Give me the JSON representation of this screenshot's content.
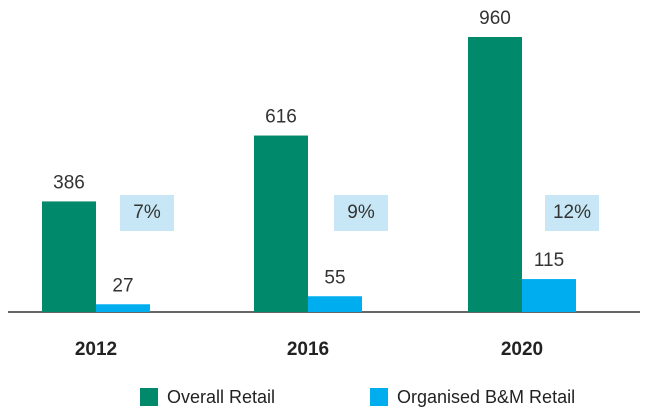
{
  "chart_data": {
    "type": "bar",
    "categories": [
      "2012",
      "2016",
      "2020"
    ],
    "series": [
      {
        "name": "Overall Retail",
        "color": "#00896b",
        "values": [
          386,
          616,
          960
        ]
      },
      {
        "name": "Organised B&M Retail",
        "color": "#00aeef",
        "values": [
          27,
          55,
          115
        ]
      }
    ],
    "annotations": [
      "7%",
      "9%",
      "12%"
    ],
    "annotation_color": "#c7e7f6"
  }
}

_ _ _

__Exercise__.
Copy out the records above in full, exactly as written, but not the pictures.

__Response to the task__.
Give me the JSON representation of this screenshot's content.
{
  "chart_data": {
    "type": "bar",
    "categories": [
      "2012",
      "2016",
      "2020"
    ],
    "series": [
      {
        "name": "Overall Retail",
        "color": "#00896b",
        "values": [
          386,
          616,
          960
        ]
      },
      {
        "name": "Organised B&M Retail",
        "color": "#00aeef",
        "values": [
          27,
          55,
          115
        ]
      }
    ],
    "annotations": [
      "7%",
      "9%",
      "12%"
    ],
    "annotation_color": "#c7e7f6"
  }
}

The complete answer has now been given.